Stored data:
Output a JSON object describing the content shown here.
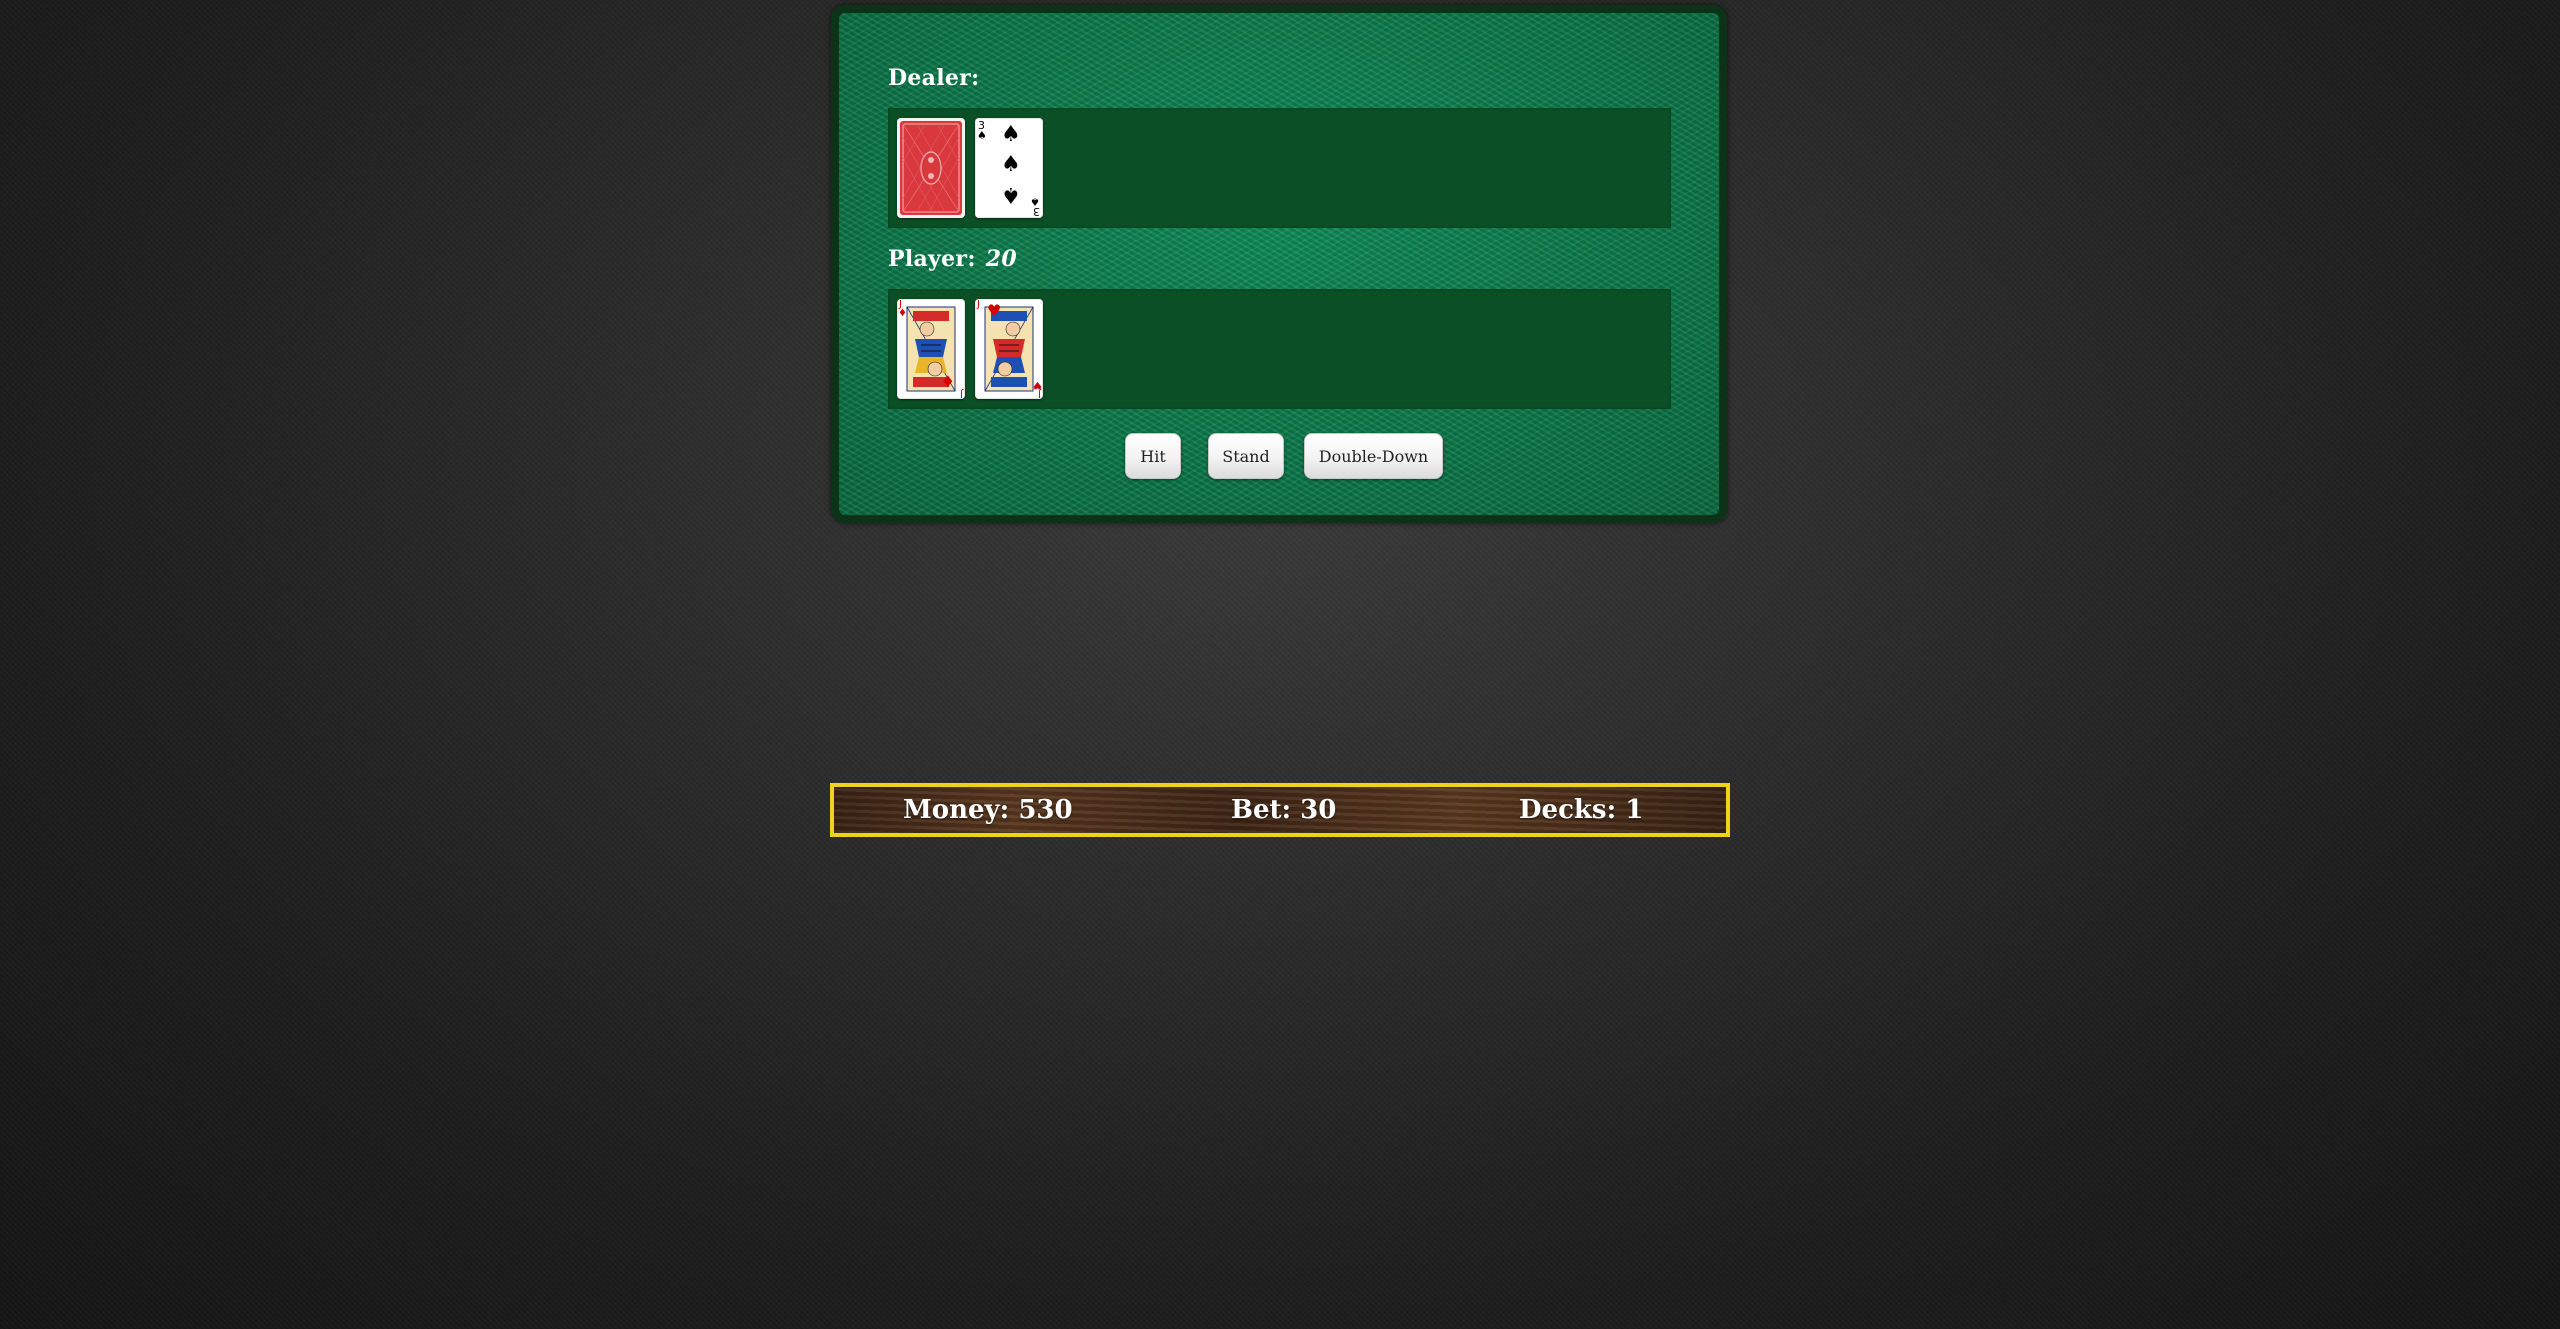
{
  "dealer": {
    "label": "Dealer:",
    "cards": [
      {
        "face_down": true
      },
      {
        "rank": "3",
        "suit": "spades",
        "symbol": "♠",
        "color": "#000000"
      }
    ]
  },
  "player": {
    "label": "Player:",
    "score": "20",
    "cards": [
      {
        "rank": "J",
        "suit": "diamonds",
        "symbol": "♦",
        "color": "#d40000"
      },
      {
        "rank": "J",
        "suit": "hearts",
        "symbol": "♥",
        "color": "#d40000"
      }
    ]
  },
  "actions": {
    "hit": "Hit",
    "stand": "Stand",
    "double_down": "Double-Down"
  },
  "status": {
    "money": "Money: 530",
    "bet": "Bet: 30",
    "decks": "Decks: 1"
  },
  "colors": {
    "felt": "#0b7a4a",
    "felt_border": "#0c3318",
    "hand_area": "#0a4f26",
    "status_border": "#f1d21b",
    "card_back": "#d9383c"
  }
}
...
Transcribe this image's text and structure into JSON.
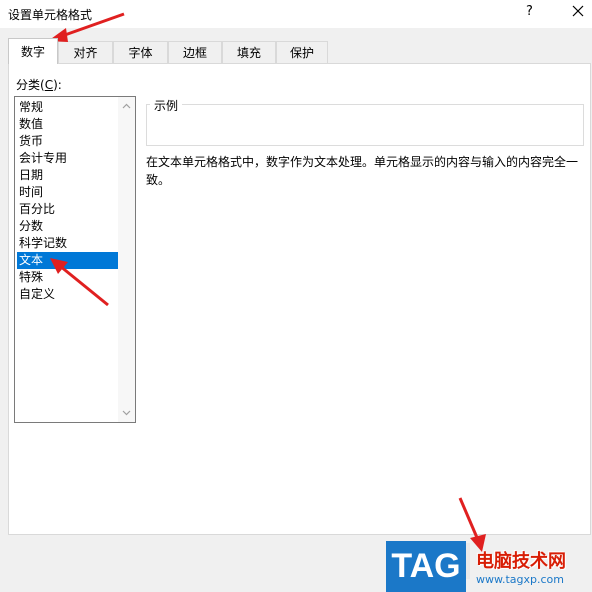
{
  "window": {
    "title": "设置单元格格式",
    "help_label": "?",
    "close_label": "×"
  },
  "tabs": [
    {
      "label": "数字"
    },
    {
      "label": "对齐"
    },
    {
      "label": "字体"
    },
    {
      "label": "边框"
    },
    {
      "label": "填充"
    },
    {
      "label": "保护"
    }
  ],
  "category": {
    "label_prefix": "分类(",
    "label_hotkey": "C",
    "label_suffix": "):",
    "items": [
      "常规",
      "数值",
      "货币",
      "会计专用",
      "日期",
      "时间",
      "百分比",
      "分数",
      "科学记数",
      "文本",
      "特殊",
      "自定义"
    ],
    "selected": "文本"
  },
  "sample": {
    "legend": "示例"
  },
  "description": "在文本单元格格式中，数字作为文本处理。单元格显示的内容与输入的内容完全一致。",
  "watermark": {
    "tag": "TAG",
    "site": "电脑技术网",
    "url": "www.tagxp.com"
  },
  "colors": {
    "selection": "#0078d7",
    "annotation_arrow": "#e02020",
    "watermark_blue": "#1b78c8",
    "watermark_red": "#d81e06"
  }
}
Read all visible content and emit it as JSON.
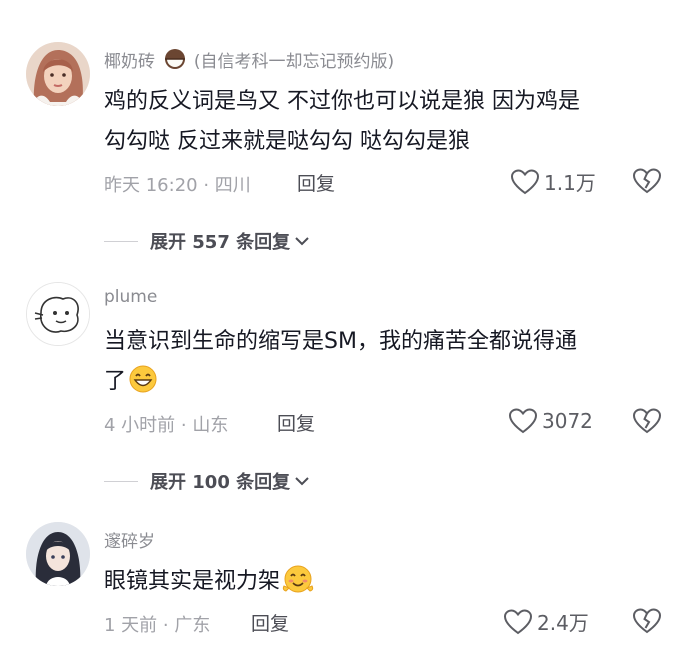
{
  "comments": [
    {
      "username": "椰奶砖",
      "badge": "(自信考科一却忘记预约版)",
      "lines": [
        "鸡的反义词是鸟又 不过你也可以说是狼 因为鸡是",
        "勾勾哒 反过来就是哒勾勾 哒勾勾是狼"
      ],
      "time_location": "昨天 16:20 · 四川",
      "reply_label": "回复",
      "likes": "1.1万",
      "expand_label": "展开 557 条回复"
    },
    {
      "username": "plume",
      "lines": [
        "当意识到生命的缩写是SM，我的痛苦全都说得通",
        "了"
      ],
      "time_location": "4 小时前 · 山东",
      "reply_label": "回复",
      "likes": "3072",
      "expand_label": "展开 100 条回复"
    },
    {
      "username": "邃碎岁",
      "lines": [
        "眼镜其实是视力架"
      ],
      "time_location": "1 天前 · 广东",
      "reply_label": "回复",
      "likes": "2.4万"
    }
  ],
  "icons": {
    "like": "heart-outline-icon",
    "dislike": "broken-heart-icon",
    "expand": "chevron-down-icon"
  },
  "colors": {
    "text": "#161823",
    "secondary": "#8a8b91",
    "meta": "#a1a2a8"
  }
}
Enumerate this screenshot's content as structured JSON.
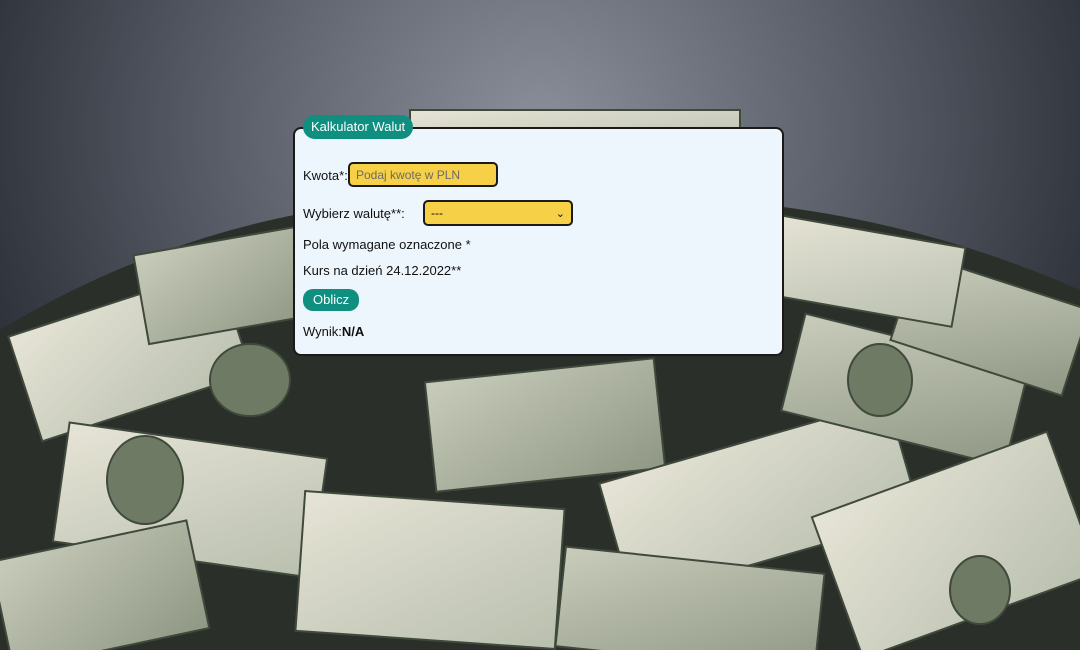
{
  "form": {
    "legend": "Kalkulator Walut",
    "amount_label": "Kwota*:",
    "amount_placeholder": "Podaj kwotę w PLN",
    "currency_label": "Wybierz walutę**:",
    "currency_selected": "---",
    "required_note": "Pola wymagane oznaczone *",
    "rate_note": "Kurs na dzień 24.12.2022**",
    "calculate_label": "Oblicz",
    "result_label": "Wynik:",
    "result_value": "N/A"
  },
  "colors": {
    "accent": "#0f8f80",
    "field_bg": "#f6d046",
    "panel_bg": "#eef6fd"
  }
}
--
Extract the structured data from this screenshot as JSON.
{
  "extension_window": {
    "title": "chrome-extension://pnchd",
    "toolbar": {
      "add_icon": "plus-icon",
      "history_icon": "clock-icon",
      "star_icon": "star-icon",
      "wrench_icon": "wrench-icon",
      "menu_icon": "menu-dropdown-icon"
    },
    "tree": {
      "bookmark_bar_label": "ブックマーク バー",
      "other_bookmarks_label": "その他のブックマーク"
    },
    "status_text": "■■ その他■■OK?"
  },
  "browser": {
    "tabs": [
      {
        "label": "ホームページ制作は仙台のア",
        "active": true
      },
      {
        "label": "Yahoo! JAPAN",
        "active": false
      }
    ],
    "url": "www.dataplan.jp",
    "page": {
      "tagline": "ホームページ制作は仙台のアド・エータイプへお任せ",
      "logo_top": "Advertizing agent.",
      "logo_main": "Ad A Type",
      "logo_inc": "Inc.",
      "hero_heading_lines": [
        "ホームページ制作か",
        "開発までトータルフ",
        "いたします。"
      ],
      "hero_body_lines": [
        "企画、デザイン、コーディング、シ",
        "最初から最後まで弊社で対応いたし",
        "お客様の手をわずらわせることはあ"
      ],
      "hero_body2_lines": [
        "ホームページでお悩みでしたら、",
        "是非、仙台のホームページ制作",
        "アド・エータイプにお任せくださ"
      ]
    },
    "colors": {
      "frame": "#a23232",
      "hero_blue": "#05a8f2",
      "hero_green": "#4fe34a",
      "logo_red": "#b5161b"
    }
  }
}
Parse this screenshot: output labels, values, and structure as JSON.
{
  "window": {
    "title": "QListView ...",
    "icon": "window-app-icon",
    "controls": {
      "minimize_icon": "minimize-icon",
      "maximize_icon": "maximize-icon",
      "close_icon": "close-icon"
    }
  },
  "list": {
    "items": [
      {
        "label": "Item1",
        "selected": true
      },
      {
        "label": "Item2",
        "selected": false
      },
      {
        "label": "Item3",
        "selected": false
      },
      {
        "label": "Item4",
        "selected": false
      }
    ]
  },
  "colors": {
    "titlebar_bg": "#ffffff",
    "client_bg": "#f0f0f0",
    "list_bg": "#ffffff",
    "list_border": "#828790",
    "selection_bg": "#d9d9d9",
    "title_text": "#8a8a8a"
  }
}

> WHAT IS NEEDED
Extract from the material all lines containing the string "screenshot".

> RESULT BELOW
Enumerate this screenshot's content as structured JSON.
Extract the structured data from this screenshot as JSON.
Parse this screenshot: output labels, values, and structure as JSON.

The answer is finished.